Exercise aim:
Figure out how many lines of the material below contain the word "this". Answer with the number only.
★ ★ ★ ★
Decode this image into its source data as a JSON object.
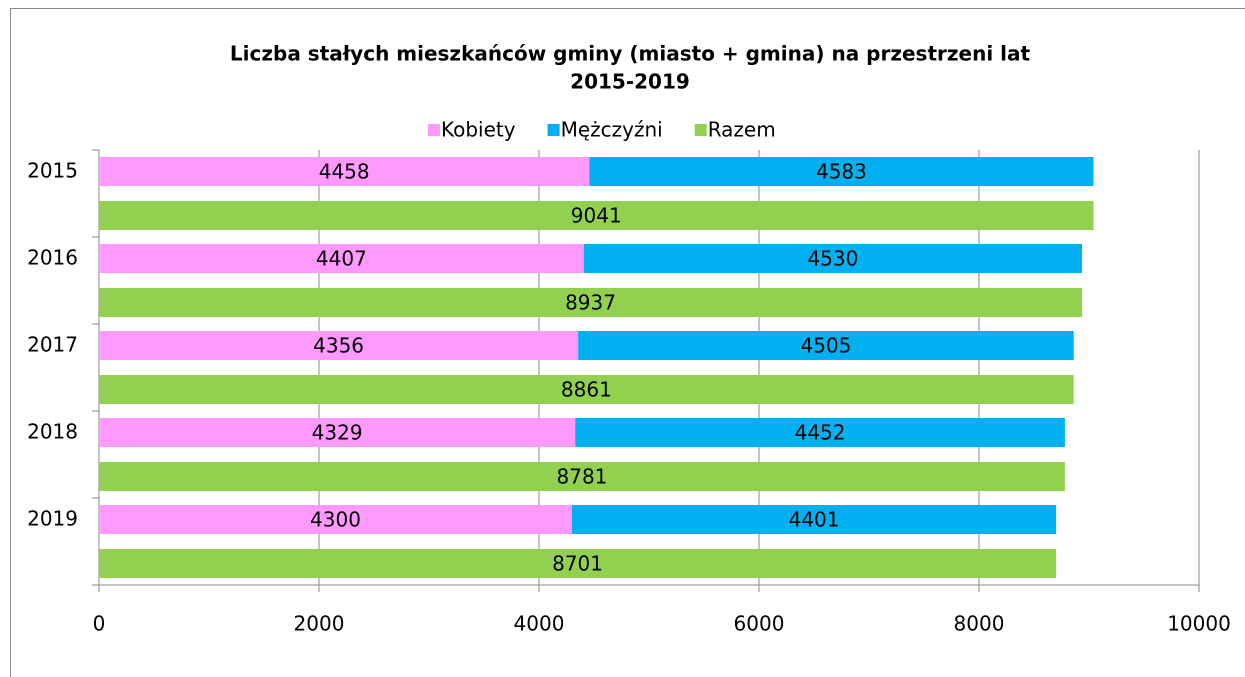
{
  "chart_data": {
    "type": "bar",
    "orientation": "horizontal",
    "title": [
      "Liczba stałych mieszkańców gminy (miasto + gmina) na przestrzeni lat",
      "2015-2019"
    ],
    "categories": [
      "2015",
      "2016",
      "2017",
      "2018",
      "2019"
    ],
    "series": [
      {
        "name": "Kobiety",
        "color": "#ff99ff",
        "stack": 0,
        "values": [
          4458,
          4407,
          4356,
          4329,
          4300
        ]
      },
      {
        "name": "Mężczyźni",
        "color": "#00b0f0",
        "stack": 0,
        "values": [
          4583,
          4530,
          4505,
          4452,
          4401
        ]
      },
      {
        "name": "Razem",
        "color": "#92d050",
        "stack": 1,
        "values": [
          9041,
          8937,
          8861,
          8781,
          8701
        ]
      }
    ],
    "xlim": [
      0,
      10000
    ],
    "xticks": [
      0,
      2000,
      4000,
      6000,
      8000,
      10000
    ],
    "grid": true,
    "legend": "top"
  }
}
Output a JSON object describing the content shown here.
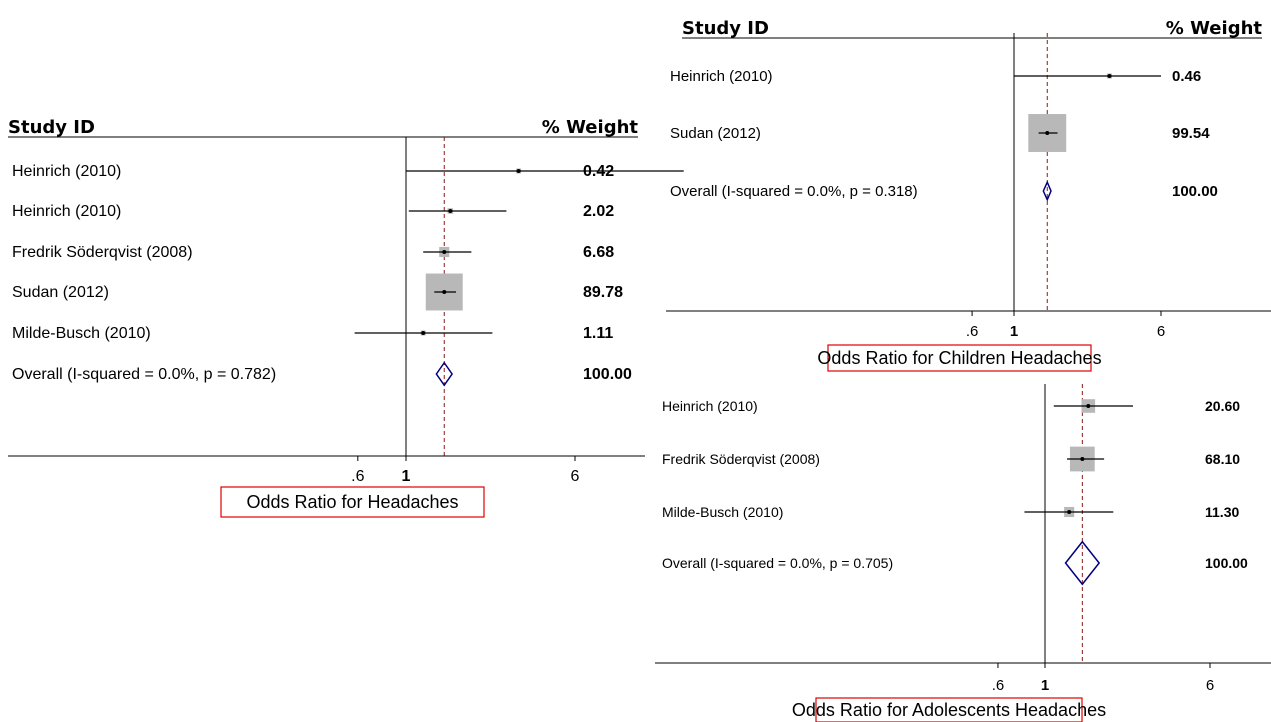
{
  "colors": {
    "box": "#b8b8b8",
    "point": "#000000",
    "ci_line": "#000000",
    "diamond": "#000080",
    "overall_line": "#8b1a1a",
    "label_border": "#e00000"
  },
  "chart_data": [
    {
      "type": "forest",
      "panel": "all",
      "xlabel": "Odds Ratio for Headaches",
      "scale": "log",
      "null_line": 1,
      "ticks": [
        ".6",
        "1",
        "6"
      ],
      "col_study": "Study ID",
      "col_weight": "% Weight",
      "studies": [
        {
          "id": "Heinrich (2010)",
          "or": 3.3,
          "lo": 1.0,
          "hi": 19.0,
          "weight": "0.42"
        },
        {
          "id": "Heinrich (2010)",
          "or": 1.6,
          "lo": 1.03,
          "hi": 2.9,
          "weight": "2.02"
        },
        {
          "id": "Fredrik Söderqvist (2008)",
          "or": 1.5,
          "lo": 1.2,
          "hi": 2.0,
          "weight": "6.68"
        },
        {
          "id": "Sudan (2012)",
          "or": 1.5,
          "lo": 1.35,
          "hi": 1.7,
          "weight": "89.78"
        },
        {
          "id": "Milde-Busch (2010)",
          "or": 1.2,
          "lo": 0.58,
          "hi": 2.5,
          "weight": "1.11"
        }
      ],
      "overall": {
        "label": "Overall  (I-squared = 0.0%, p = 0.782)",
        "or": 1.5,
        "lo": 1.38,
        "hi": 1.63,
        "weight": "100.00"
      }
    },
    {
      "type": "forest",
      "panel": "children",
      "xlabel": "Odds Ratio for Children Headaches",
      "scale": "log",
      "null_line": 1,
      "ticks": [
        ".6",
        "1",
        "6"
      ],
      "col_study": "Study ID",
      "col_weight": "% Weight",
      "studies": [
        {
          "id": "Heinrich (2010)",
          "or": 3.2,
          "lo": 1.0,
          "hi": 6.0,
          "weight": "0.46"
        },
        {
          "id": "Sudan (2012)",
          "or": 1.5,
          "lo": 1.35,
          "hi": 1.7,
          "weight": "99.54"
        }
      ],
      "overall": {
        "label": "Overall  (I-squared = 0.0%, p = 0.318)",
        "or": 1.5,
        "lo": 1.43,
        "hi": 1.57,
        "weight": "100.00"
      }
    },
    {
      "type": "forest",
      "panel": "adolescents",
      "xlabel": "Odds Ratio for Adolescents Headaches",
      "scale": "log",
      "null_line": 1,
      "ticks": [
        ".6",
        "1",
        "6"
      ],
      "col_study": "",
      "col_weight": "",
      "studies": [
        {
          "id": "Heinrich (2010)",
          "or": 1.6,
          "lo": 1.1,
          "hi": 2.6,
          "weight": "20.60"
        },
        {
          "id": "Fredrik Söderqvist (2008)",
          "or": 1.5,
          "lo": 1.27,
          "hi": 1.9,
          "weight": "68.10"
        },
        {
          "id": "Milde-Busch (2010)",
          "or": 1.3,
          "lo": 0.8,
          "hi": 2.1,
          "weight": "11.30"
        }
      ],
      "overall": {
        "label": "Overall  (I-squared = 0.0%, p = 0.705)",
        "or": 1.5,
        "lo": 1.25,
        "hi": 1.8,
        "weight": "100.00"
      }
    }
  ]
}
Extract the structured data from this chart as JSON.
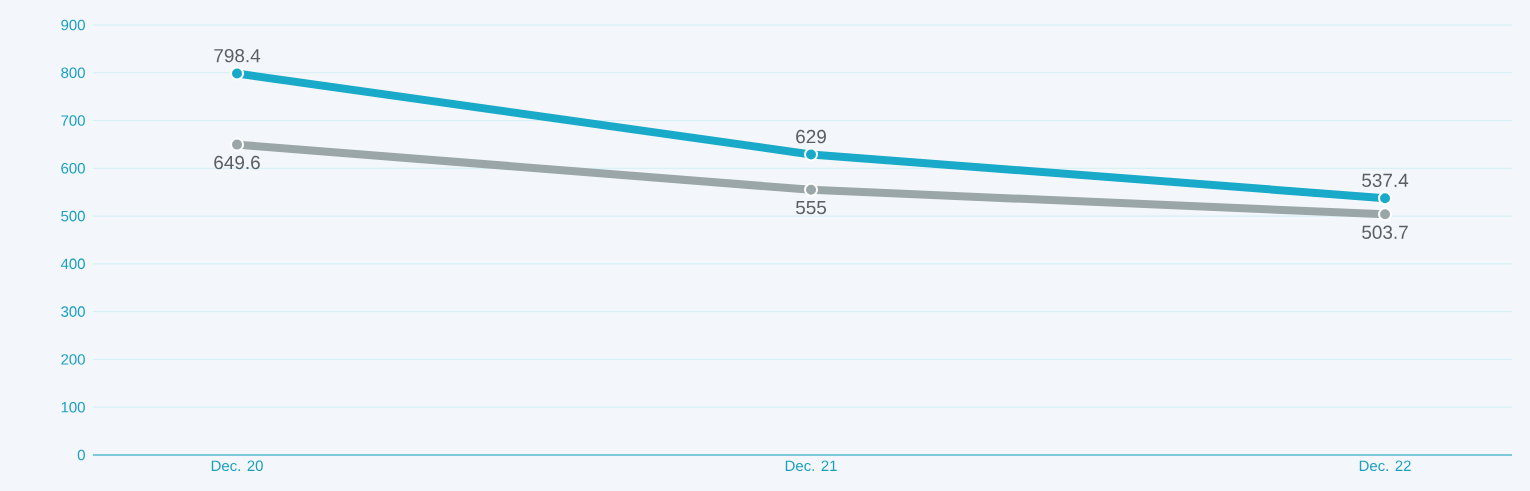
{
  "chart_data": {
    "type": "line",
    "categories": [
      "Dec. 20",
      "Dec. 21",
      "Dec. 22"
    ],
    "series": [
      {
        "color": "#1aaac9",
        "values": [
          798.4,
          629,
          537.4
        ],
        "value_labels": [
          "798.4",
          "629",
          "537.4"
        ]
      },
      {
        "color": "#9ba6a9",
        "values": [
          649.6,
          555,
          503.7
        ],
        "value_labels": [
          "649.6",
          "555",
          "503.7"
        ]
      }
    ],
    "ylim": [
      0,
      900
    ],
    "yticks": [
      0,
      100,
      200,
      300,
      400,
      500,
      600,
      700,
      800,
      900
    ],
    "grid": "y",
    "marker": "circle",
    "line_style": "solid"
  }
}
★ ★ ★ ★
The output:
2